Raw records:

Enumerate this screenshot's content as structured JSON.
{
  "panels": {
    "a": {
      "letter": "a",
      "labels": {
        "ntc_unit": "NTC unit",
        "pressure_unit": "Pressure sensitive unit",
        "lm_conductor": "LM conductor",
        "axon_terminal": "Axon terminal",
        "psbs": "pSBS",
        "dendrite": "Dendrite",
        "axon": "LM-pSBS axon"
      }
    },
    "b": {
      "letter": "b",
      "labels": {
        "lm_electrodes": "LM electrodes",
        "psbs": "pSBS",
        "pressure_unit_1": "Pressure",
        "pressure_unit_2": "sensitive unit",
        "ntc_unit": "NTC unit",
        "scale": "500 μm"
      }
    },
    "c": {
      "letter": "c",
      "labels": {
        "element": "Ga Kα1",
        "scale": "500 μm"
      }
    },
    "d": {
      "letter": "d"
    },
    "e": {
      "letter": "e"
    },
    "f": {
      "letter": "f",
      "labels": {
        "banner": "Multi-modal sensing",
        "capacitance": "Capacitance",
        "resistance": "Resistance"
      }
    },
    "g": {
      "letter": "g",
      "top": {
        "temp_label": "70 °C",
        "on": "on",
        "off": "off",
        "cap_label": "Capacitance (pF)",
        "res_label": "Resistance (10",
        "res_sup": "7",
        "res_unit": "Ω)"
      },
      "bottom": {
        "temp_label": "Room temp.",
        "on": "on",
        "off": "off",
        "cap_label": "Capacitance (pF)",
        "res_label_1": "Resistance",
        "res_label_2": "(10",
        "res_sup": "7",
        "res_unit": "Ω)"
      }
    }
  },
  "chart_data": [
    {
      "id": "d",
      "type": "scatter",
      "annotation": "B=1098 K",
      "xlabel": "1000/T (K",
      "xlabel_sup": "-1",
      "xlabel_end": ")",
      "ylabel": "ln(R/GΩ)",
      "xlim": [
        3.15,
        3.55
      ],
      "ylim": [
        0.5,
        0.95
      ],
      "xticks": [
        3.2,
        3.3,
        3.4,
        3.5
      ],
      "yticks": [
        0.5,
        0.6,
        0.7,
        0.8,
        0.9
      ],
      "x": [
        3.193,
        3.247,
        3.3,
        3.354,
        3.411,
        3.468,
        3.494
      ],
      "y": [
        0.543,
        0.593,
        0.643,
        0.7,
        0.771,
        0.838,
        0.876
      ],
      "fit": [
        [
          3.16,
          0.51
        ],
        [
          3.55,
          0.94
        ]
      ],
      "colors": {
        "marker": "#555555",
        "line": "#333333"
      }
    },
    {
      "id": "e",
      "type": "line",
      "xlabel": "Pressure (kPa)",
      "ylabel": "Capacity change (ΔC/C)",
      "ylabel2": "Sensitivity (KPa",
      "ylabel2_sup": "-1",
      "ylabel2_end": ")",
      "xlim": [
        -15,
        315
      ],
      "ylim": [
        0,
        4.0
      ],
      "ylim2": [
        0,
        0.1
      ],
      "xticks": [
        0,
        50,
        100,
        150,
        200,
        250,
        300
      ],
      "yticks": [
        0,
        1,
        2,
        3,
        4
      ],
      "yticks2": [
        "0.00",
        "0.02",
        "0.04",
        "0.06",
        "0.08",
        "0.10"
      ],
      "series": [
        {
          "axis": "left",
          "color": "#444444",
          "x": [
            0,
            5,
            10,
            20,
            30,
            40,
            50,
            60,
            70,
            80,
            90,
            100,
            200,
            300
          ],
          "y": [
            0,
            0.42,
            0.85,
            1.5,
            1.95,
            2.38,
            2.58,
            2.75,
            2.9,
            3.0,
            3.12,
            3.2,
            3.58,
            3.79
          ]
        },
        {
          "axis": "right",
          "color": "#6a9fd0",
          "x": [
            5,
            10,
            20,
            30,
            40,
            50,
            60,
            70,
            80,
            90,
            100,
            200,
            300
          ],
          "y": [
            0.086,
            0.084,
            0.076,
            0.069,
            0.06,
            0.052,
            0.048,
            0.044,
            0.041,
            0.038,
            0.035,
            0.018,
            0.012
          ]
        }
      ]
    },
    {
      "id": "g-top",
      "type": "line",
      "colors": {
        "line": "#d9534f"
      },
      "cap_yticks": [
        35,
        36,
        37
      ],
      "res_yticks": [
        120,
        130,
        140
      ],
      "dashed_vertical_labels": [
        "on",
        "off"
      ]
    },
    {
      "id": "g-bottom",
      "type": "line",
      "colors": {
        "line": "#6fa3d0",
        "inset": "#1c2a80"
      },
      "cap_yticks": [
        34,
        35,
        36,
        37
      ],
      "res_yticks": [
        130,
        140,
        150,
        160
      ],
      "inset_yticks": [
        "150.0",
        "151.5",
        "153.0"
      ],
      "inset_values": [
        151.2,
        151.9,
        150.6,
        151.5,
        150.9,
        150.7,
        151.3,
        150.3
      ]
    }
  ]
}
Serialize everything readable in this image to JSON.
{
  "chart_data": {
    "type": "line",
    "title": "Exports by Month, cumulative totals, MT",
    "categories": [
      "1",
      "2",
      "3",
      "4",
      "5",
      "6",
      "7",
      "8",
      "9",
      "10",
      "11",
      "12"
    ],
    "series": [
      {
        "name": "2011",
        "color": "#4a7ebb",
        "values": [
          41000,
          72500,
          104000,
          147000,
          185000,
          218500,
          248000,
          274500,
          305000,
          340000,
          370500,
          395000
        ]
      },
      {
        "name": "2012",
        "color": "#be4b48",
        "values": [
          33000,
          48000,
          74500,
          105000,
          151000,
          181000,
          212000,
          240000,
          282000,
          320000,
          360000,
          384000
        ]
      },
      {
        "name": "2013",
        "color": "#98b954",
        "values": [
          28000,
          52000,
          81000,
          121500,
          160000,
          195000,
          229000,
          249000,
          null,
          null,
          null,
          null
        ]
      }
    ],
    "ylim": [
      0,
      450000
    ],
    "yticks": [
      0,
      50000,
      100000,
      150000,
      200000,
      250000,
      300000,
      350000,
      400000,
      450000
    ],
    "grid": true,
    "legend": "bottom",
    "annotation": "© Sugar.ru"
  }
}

Problem statement: Every entry must be output again, exactly as written above.

Response to this exercise:
Enumerate this screenshot's content as structured JSON.
{
  "panels": {
    "a": {
      "letter": "a",
      "labels": {
        "ntc_unit": "NTC unit",
        "pressure_unit": "Pressure sensitive unit",
        "lm_conductor": "LM conductor",
        "axon_terminal": "Axon terminal",
        "psbs": "pSBS",
        "dendrite": "Dendrite",
        "axon": "LM-pSBS axon"
      }
    },
    "b": {
      "letter": "b",
      "labels": {
        "lm_electrodes": "LM electrodes",
        "psbs": "pSBS",
        "pressure_unit_1": "Pressure",
        "pressure_unit_2": "sensitive unit",
        "ntc_unit": "NTC unit",
        "scale": "500 μm"
      }
    },
    "c": {
      "letter": "c",
      "labels": {
        "element": "Ga Kα1",
        "scale": "500 μm"
      }
    },
    "d": {
      "letter": "d"
    },
    "e": {
      "letter": "e"
    },
    "f": {
      "letter": "f",
      "labels": {
        "banner": "Multi-modal sensing",
        "capacitance": "Capacitance",
        "resistance": "Resistance"
      }
    },
    "g": {
      "letter": "g",
      "top": {
        "temp_label": "70 °C",
        "on": "on",
        "off": "off",
        "cap_label": "Capacitance (pF)",
        "res_label": "Resistance (10",
        "res_sup": "7",
        "res_unit": "Ω)"
      },
      "bottom": {
        "temp_label": "Room temp.",
        "on": "on",
        "off": "off",
        "cap_label": "Capacitance (pF)",
        "res_label_1": "Resistance",
        "res_label_2": "(10",
        "res_sup": "7",
        "res_unit": "Ω)"
      }
    }
  },
  "chart_data": [
    {
      "id": "d",
      "type": "scatter",
      "annotation": "B=1098 K",
      "xlabel": "1000/T (K",
      "xlabel_sup": "-1",
      "xlabel_end": ")",
      "ylabel": "ln(R/GΩ)",
      "xlim": [
        3.15,
        3.55
      ],
      "ylim": [
        0.5,
        0.95
      ],
      "xticks": [
        3.2,
        3.3,
        3.4,
        3.5
      ],
      "yticks": [
        0.5,
        0.6,
        0.7,
        0.8,
        0.9
      ],
      "x": [
        3.193,
        3.247,
        3.3,
        3.354,
        3.411,
        3.468,
        3.494
      ],
      "y": [
        0.543,
        0.593,
        0.643,
        0.7,
        0.771,
        0.838,
        0.876
      ],
      "fit": [
        [
          3.16,
          0.51
        ],
        [
          3.55,
          0.94
        ]
      ],
      "colors": {
        "marker": "#555555",
        "line": "#333333"
      }
    },
    {
      "id": "e",
      "type": "line",
      "xlabel": "Pressure (kPa)",
      "ylabel": "Capacity change (ΔC/C)",
      "ylabel2": "Sensitivity (KPa",
      "ylabel2_sup": "-1",
      "ylabel2_end": ")",
      "xlim": [
        -15,
        315
      ],
      "ylim": [
        0,
        4.0
      ],
      "ylim2": [
        0,
        0.1
      ],
      "xticks": [
        0,
        50,
        100,
        150,
        200,
        250,
        300
      ],
      "yticks": [
        0,
        1,
        2,
        3,
        4
      ],
      "yticks2": [
        "0.00",
        "0.02",
        "0.04",
        "0.06",
        "0.08",
        "0.10"
      ],
      "series": [
        {
          "axis": "left",
          "color": "#444444",
          "x": [
            0,
            5,
            10,
            20,
            30,
            40,
            50,
            60,
            70,
            80,
            90,
            100,
            200,
            300
          ],
          "y": [
            0,
            0.42,
            0.85,
            1.5,
            1.95,
            2.38,
            2.58,
            2.75,
            2.9,
            3.0,
            3.12,
            3.2,
            3.58,
            3.79
          ]
        },
        {
          "axis": "right",
          "color": "#6a9fd0",
          "x": [
            5,
            10,
            20,
            30,
            40,
            50,
            60,
            70,
            80,
            90,
            100,
            200,
            300
          ],
          "y": [
            0.086,
            0.084,
            0.076,
            0.069,
            0.06,
            0.052,
            0.048,
            0.044,
            0.041,
            0.038,
            0.035,
            0.018,
            0.012
          ]
        }
      ]
    },
    {
      "id": "g-top",
      "type": "line",
      "colors": {
        "line": "#d9534f"
      },
      "cap_yticks": [
        35,
        36,
        37
      ],
      "res_yticks": [
        120,
        130,
        140
      ],
      "dashed_vertical_labels": [
        "on",
        "off"
      ]
    },
    {
      "id": "g-bottom",
      "type": "line",
      "colors": {
        "line": "#6fa3d0",
        "inset": "#1c2a80"
      },
      "cap_yticks": [
        34,
        35,
        36,
        37
      ],
      "res_yticks": [
        130,
        140,
        150,
        160
      ],
      "inset_yticks": [
        "150.0",
        "151.5",
        "153.0"
      ],
      "inset_values": [
        151.2,
        151.9,
        150.6,
        151.5,
        150.9,
        150.7,
        151.3,
        150.3
      ]
    }
  ]
}
Serialize everything readable in this image to JSON.
{
  "chart_data": {
    "type": "line",
    "title": "Exports by Month, cumulative totals, MT",
    "categories": [
      "1",
      "2",
      "3",
      "4",
      "5",
      "6",
      "7",
      "8",
      "9",
      "10",
      "11",
      "12"
    ],
    "series": [
      {
        "name": "2011",
        "color": "#4a7ebb",
        "values": [
          41000,
          72500,
          104000,
          147000,
          185000,
          218500,
          248000,
          274500,
          305000,
          340000,
          370500,
          395000
        ]
      },
      {
        "name": "2012",
        "color": "#be4b48",
        "values": [
          33000,
          48000,
          74500,
          105000,
          151000,
          181000,
          212000,
          240000,
          282000,
          320000,
          360000,
          384000
        ]
      },
      {
        "name": "2013",
        "color": "#98b954",
        "values": [
          28000,
          52000,
          81000,
          121500,
          160000,
          195000,
          229000,
          249000,
          null,
          null,
          null,
          null
        ]
      }
    ],
    "ylim": [
      0,
      450000
    ],
    "yticks": [
      0,
      50000,
      100000,
      150000,
      200000,
      250000,
      300000,
      350000,
      400000,
      450000
    ],
    "grid": true,
    "legend": "bottom",
    "annotation": "© Sugar.ru"
  }
}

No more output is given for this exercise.